[Exercise description]
Extract every line of the material that holds the string "почты".

═══ Extracted data ═══

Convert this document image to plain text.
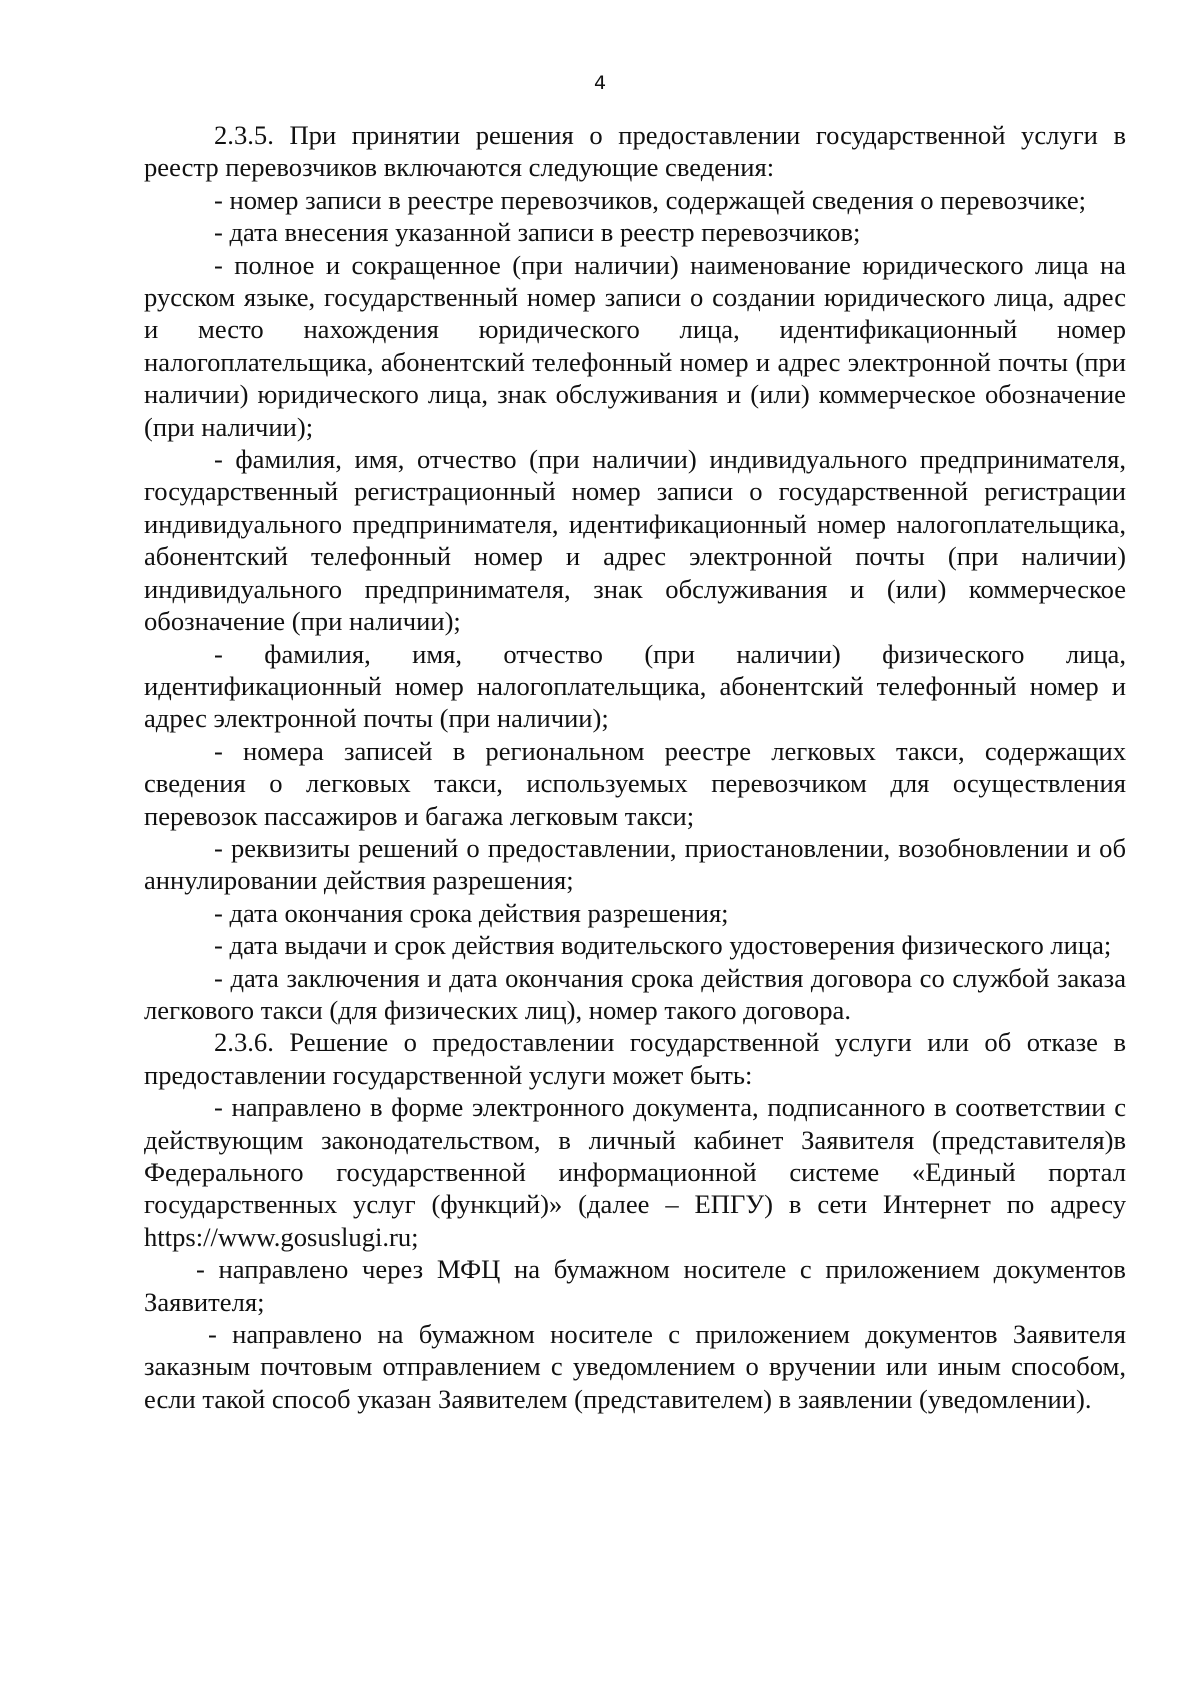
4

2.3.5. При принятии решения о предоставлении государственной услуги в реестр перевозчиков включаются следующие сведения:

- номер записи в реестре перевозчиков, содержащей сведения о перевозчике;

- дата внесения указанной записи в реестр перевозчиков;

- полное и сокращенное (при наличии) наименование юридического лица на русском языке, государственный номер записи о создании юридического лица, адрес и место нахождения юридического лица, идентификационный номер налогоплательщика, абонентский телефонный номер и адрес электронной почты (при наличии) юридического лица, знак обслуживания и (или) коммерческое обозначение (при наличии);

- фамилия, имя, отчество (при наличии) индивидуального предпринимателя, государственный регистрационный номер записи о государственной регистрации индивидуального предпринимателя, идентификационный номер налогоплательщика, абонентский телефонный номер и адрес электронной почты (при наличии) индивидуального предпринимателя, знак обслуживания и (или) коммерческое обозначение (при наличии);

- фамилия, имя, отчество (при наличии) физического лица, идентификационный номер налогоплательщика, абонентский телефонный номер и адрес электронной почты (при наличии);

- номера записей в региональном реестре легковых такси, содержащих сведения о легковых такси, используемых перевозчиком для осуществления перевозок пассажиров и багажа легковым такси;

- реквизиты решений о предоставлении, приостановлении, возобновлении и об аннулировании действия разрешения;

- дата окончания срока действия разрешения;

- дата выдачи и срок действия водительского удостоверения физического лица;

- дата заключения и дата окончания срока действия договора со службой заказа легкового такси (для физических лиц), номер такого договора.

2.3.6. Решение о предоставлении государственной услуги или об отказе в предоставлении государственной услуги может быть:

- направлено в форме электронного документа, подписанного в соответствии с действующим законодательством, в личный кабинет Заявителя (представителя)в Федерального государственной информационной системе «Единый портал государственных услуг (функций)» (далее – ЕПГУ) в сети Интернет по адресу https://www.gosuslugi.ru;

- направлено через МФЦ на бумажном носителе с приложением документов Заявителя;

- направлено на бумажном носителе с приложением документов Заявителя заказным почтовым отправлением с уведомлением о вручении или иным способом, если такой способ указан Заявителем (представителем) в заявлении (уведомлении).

═══
═══ Extracted data ═══

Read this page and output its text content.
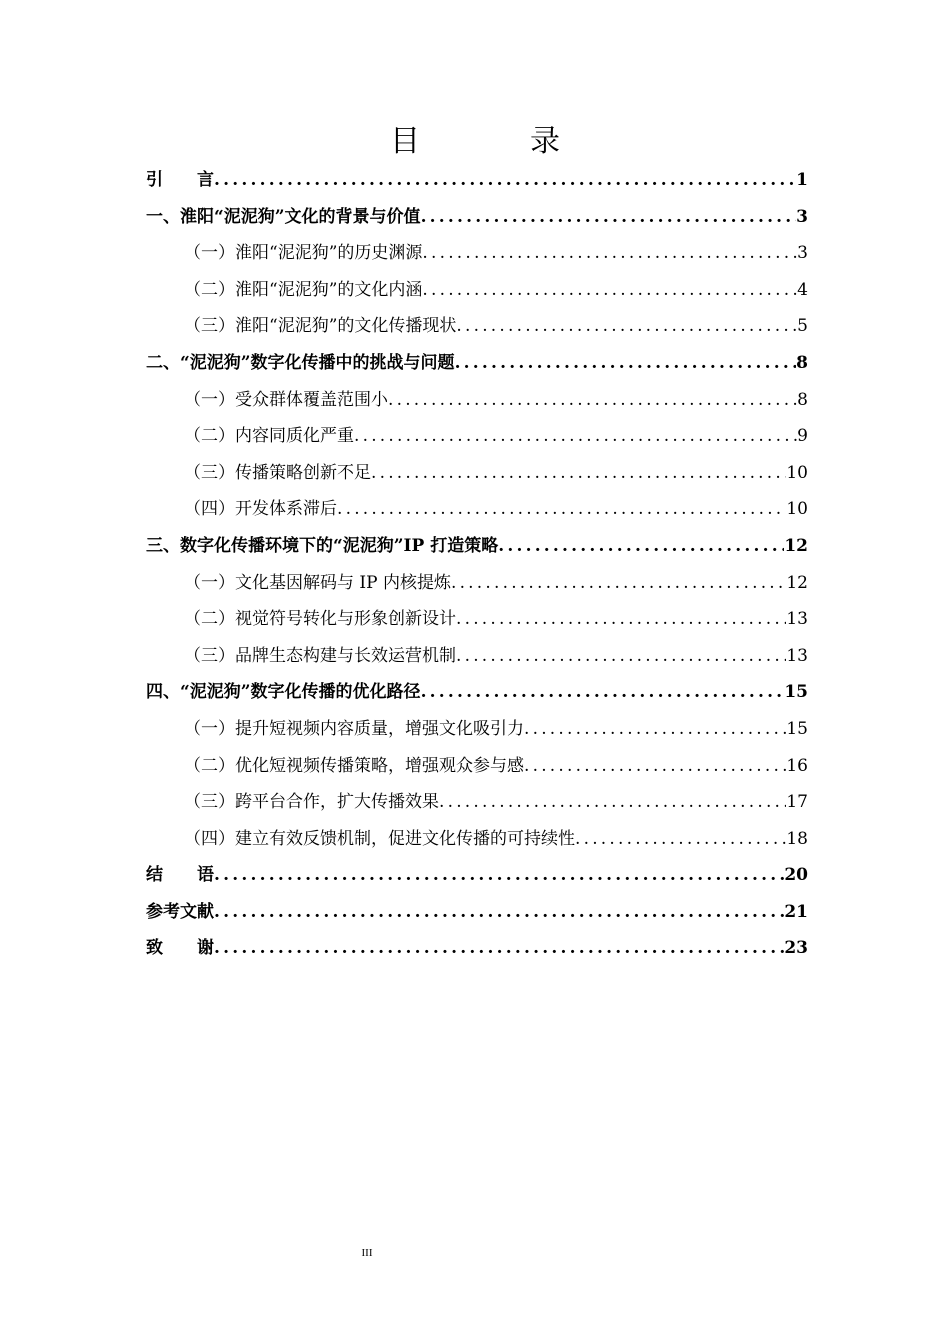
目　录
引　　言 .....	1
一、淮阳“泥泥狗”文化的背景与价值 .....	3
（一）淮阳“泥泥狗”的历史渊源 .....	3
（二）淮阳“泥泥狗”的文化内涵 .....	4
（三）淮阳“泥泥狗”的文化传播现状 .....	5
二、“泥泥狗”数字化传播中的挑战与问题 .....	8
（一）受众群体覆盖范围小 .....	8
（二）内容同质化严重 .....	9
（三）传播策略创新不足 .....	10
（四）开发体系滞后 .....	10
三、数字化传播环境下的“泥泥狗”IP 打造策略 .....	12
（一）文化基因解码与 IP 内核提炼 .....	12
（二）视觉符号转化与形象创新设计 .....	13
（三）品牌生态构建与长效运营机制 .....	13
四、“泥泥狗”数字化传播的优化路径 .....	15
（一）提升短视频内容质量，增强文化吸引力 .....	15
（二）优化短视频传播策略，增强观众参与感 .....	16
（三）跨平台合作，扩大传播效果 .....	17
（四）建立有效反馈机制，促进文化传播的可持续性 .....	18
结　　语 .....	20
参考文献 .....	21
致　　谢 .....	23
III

═══

[Correct result]
- полное и сокращенное (при наличии) наименование юридического лица на русском языке, государственный номер записи о создании юридического лица, адрес и место нахождения юридического лица, идентификационный номер налогоплательщика, абонентский телефонный номер и адрес электронной почты (при наличии) юридического лица, знак обслуживания и (или) коммерческое обозначение (при наличии);
- фамилия, имя, отчество (при наличии) индивидуального предпринимателя, государственный регистрационный номер записи о государственной регистрации индивидуального предпринимателя, идентификационный номер налогоплательщика, абонентский телефонный номер и адрес электронной почты (при наличии) индивидуального предпринимателя, знак обслуживания и (или) коммерческое обозначение (при наличии);
- фамилия, имя, отчество (при наличии) физического лица, идентификационный номер налогоплательщика, абонентский телефонный номер и адрес электронной почты (при наличии);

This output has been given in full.